_Exercise goal_. Every record that follows must be duplicated exactly, with images left out.

Stored records:
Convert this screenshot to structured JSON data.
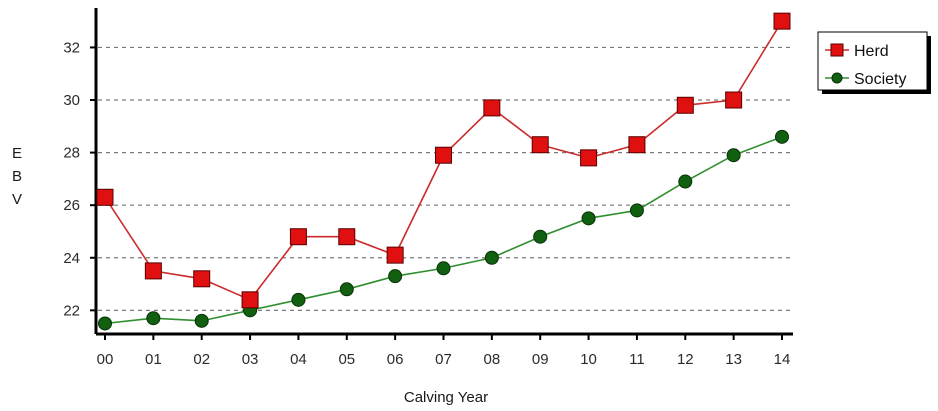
{
  "chart_data": {
    "type": "line",
    "xlabel": "Calving Year",
    "ylabel": "E B V",
    "categories": [
      "00",
      "01",
      "02",
      "03",
      "04",
      "05",
      "06",
      "07",
      "08",
      "09",
      "10",
      "11",
      "12",
      "13",
      "14"
    ],
    "yticks": [
      22,
      24,
      26,
      28,
      30,
      32
    ],
    "ylim": [
      21.1,
      33.5
    ],
    "grid": true,
    "legend_position": "top-right",
    "series": [
      {
        "name": "Herd",
        "marker": "square",
        "line_color": "#cc2a2a",
        "marker_fill": "#e01010",
        "values": [
          26.3,
          23.5,
          23.2,
          22.4,
          24.8,
          24.8,
          24.1,
          27.9,
          29.7,
          28.3,
          27.8,
          28.3,
          29.8,
          30.0,
          33.0
        ]
      },
      {
        "name": "Society",
        "marker": "circle",
        "line_color": "#2f8f2f",
        "marker_fill": "#106010",
        "values": [
          21.5,
          21.7,
          21.6,
          22.0,
          22.4,
          22.8,
          23.3,
          23.6,
          24.0,
          24.8,
          25.5,
          25.8,
          26.9,
          27.9,
          28.6
        ]
      }
    ]
  }
}
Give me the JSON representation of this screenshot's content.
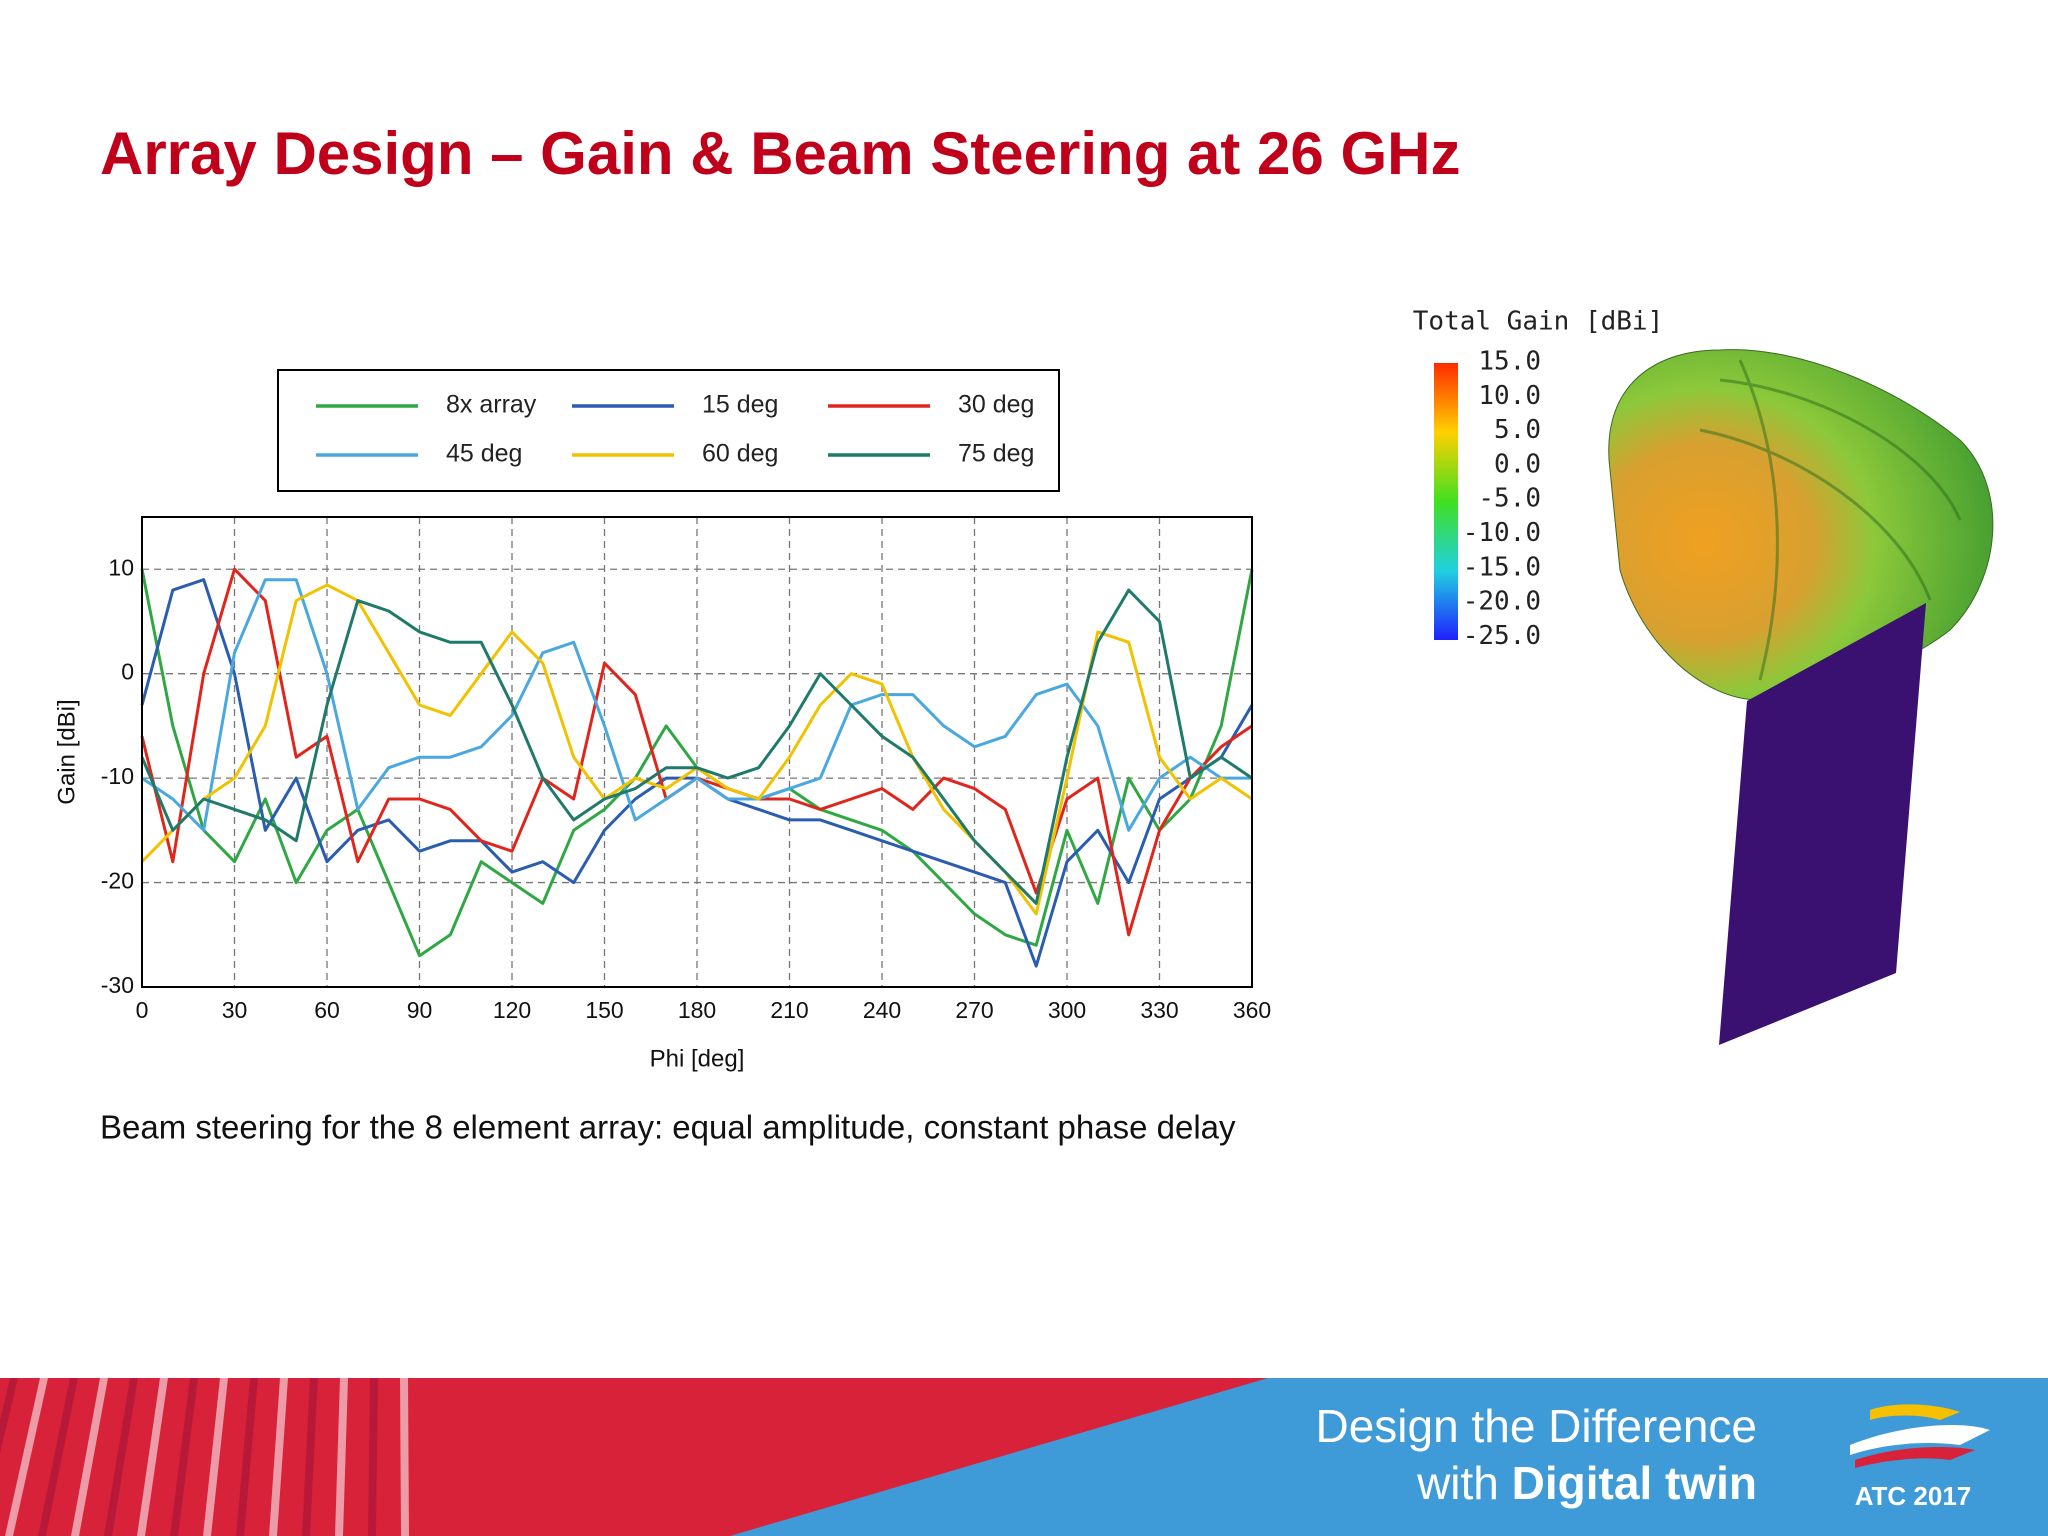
{
  "slide_title": "Array Design – Gain & Beam Steering at 26 GHz",
  "caption": "Beam steering for the 8 element array: equal amplitude, constant phase delay",
  "colorbar": {
    "title": "Total Gain [dBi]",
    "labels": [
      "15.0",
      "10.0",
      "5.0",
      "0.0",
      "-5.0",
      "-10.0",
      "-15.0",
      "-20.0",
      "-25.0"
    ]
  },
  "footer": {
    "line1": "Design the Difference",
    "line2_a": "with",
    "line2_b": "Digital twin",
    "logo": "ATC 2017"
  },
  "chart_data": {
    "type": "line",
    "x_label": "Phi [deg]",
    "y_label": "Gain [dBi]",
    "x": [
      0,
      10,
      20,
      30,
      40,
      50,
      60,
      70,
      80,
      90,
      100,
      110,
      120,
      130,
      140,
      150,
      160,
      170,
      180,
      190,
      200,
      210,
      220,
      230,
      240,
      250,
      260,
      270,
      280,
      290,
      300,
      310,
      320,
      330,
      340,
      350,
      360
    ],
    "xlim": [
      0,
      360
    ],
    "xticks": [
      0,
      30,
      60,
      90,
      120,
      150,
      180,
      210,
      240,
      270,
      300,
      330,
      360
    ],
    "ylim": [
      -30,
      15
    ],
    "yticks": [
      -30,
      -20,
      -10,
      0,
      10
    ],
    "grid": true,
    "legend": "top",
    "series": [
      {
        "name": "8x array",
        "color": "#2fa844",
        "values": [
          10,
          -5,
          -15,
          -18,
          -12,
          -20,
          -15,
          -13,
          -20,
          -27,
          -25,
          -18,
          -20,
          -22,
          -15,
          -13,
          -10,
          -5,
          -9,
          -11,
          -12,
          -11,
          -13,
          -14,
          -15,
          -17,
          -20,
          -23,
          -25,
          -26,
          -15,
          -22,
          -10,
          -15,
          -12,
          -5,
          10
        ]
      },
      {
        "name": "15 deg",
        "color": "#2a5db0",
        "values": [
          -3,
          8,
          9,
          0,
          -15,
          -10,
          -18,
          -15,
          -14,
          -17,
          -16,
          -16,
          -19,
          -18,
          -20,
          -15,
          -12,
          -10,
          -10,
          -12,
          -13,
          -14,
          -14,
          -15,
          -16,
          -17,
          -18,
          -19,
          -20,
          -28,
          -18,
          -15,
          -20,
          -12,
          -10,
          -8,
          -3
        ]
      },
      {
        "name": "30 deg",
        "color": "#e0261c",
        "values": [
          -6,
          -18,
          0,
          10,
          7,
          -8,
          -6,
          -18,
          -12,
          -12,
          -13,
          -16,
          -17,
          -10,
          -12,
          1,
          -2,
          -12,
          -10,
          -11,
          -12,
          -12,
          -13,
          -12,
          -11,
          -13,
          -10,
          -11,
          -13,
          -21,
          -12,
          -10,
          -25,
          -15,
          -10,
          -7,
          -5
        ]
      },
      {
        "name": "45 deg",
        "color": "#4aa8e0",
        "values": [
          -10,
          -12,
          -15,
          2,
          9,
          9,
          0,
          -13,
          -9,
          -8,
          -8,
          -7,
          -4,
          2,
          3,
          -5,
          -14,
          -12,
          -10,
          -12,
          -12,
          -11,
          -10,
          -3,
          -2,
          -2,
          -5,
          -7,
          -6,
          -2,
          -1,
          -5,
          -15,
          -10,
          -8,
          -10,
          -10
        ]
      },
      {
        "name": "60 deg",
        "color": "#f2c200",
        "values": [
          -18,
          -15,
          -12,
          -10,
          -5,
          7,
          8.5,
          7,
          2,
          -3,
          -4,
          0,
          4,
          1,
          -8,
          -12,
          -10,
          -11,
          -9,
          -11,
          -12,
          -8,
          -3,
          0,
          -1,
          -8,
          -13,
          -16,
          -19,
          -23,
          -10,
          4,
          3,
          -8,
          -12,
          -10,
          -12
        ]
      },
      {
        "name": "75 deg",
        "color": "#1f7a6a",
        "values": [
          -8,
          -15,
          -12,
          -13,
          -14,
          -16,
          -3,
          7,
          6,
          4,
          3,
          3,
          -3,
          -10,
          -14,
          -12,
          -11,
          -9,
          -9,
          -10,
          -9,
          -5,
          0,
          -3,
          -6,
          -8,
          -12,
          -16,
          -19,
          -22,
          -8,
          3,
          8,
          5,
          -10,
          -8,
          -10
        ]
      }
    ]
  }
}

_Result_.
Convert this screenshot to structured JSON data.
{
  "chart_data": {
    "type": "line",
    "xlabel": "Calving Year",
    "ylabel": "E B V",
    "categories": [
      "00",
      "01",
      "02",
      "03",
      "04",
      "05",
      "06",
      "07",
      "08",
      "09",
      "10",
      "11",
      "12",
      "13",
      "14"
    ],
    "yticks": [
      22,
      24,
      26,
      28,
      30,
      32
    ],
    "ylim": [
      21.1,
      33.5
    ],
    "grid": true,
    "legend_position": "top-right",
    "series": [
      {
        "name": "Herd",
        "marker": "square",
        "line_color": "#cc2a2a",
        "marker_fill": "#e01010",
        "values": [
          26.3,
          23.5,
          23.2,
          22.4,
          24.8,
          24.8,
          24.1,
          27.9,
          29.7,
          28.3,
          27.8,
          28.3,
          29.8,
          30.0,
          33.0
        ]
      },
      {
        "name": "Society",
        "marker": "circle",
        "line_color": "#2f8f2f",
        "marker_fill": "#106010",
        "values": [
          21.5,
          21.7,
          21.6,
          22.0,
          22.4,
          22.8,
          23.3,
          23.6,
          24.0,
          24.8,
          25.5,
          25.8,
          26.9,
          27.9,
          28.6
        ]
      }
    ]
  }
}
Give me the JSON representation of this screenshot's content.
{
  "slide_title": "Array Design – Gain & Beam Steering at 26 GHz",
  "caption": "Beam steering for the 8 element array: equal amplitude, constant phase delay",
  "colorbar": {
    "title": "Total Gain [dBi]",
    "labels": [
      "15.0",
      "10.0",
      "5.0",
      "0.0",
      "-5.0",
      "-10.0",
      "-15.0",
      "-20.0",
      "-25.0"
    ]
  },
  "footer": {
    "line1": "Design the Difference",
    "line2_a": "with",
    "line2_b": "Digital twin",
    "logo": "ATC 2017"
  },
  "chart_data": {
    "type": "line",
    "x_label": "Phi [deg]",
    "y_label": "Gain [dBi]",
    "x": [
      0,
      10,
      20,
      30,
      40,
      50,
      60,
      70,
      80,
      90,
      100,
      110,
      120,
      130,
      140,
      150,
      160,
      170,
      180,
      190,
      200,
      210,
      220,
      230,
      240,
      250,
      260,
      270,
      280,
      290,
      300,
      310,
      320,
      330,
      340,
      350,
      360
    ],
    "xlim": [
      0,
      360
    ],
    "xticks": [
      0,
      30,
      60,
      90,
      120,
      150,
      180,
      210,
      240,
      270,
      300,
      330,
      360
    ],
    "ylim": [
      -30,
      15
    ],
    "yticks": [
      -30,
      -20,
      -10,
      0,
      10
    ],
    "grid": true,
    "legend": "top",
    "series": [
      {
        "name": "8x array",
        "color": "#2fa844",
        "values": [
          10,
          -5,
          -15,
          -18,
          -12,
          -20,
          -15,
          -13,
          -20,
          -27,
          -25,
          -18,
          -20,
          -22,
          -15,
          -13,
          -10,
          -5,
          -9,
          -11,
          -12,
          -11,
          -13,
          -14,
          -15,
          -17,
          -20,
          -23,
          -25,
          -26,
          -15,
          -22,
          -10,
          -15,
          -12,
          -5,
          10
        ]
      },
      {
        "name": "15 deg",
        "color": "#2a5db0",
        "values": [
          -3,
          8,
          9,
          0,
          -15,
          -10,
          -18,
          -15,
          -14,
          -17,
          -16,
          -16,
          -19,
          -18,
          -20,
          -15,
          -12,
          -10,
          -10,
          -12,
          -13,
          -14,
          -14,
          -15,
          -16,
          -17,
          -18,
          -19,
          -20,
          -28,
          -18,
          -15,
          -20,
          -12,
          -10,
          -8,
          -3
        ]
      },
      {
        "name": "30 deg",
        "color": "#e0261c",
        "values": [
          -6,
          -18,
          0,
          10,
          7,
          -8,
          -6,
          -18,
          -12,
          -12,
          -13,
          -16,
          -17,
          -10,
          -12,
          1,
          -2,
          -12,
          -10,
          -11,
          -12,
          -12,
          -13,
          -12,
          -11,
          -13,
          -10,
          -11,
          -13,
          -21,
          -12,
          -10,
          -25,
          -15,
          -10,
          -7,
          -5
        ]
      },
      {
        "name": "45 deg",
        "color": "#4aa8e0",
        "values": [
          -10,
          -12,
          -15,
          2,
          9,
          9,
          0,
          -13,
          -9,
          -8,
          -8,
          -7,
          -4,
          2,
          3,
          -5,
          -14,
          -12,
          -10,
          -12,
          -12,
          -11,
          -10,
          -3,
          -2,
          -2,
          -5,
          -7,
          -6,
          -2,
          -1,
          -5,
          -15,
          -10,
          -8,
          -10,
          -10
        ]
      },
      {
        "name": "60 deg",
        "color": "#f2c200",
        "values": [
          -18,
          -15,
          -12,
          -10,
          -5,
          7,
          8.5,
          7,
          2,
          -3,
          -4,
          0,
          4,
          1,
          -8,
          -12,
          -10,
          -11,
          -9,
          -11,
          -12,
          -8,
          -3,
          0,
          -1,
          -8,
          -13,
          -16,
          -19,
          -23,
          -10,
          4,
          3,
          -8,
          -12,
          -10,
          -12
        ]
      },
      {
        "name": "75 deg",
        "color": "#1f7a6a",
        "values": [
          -8,
          -15,
          -12,
          -13,
          -14,
          -16,
          -3,
          7,
          6,
          4,
          3,
          3,
          -3,
          -10,
          -14,
          -12,
          -11,
          -9,
          -9,
          -10,
          -9,
          -5,
          0,
          -3,
          -6,
          -8,
          -12,
          -16,
          -19,
          -22,
          -8,
          3,
          8,
          5,
          -10,
          -8,
          -10
        ]
      }
    ]
  }
}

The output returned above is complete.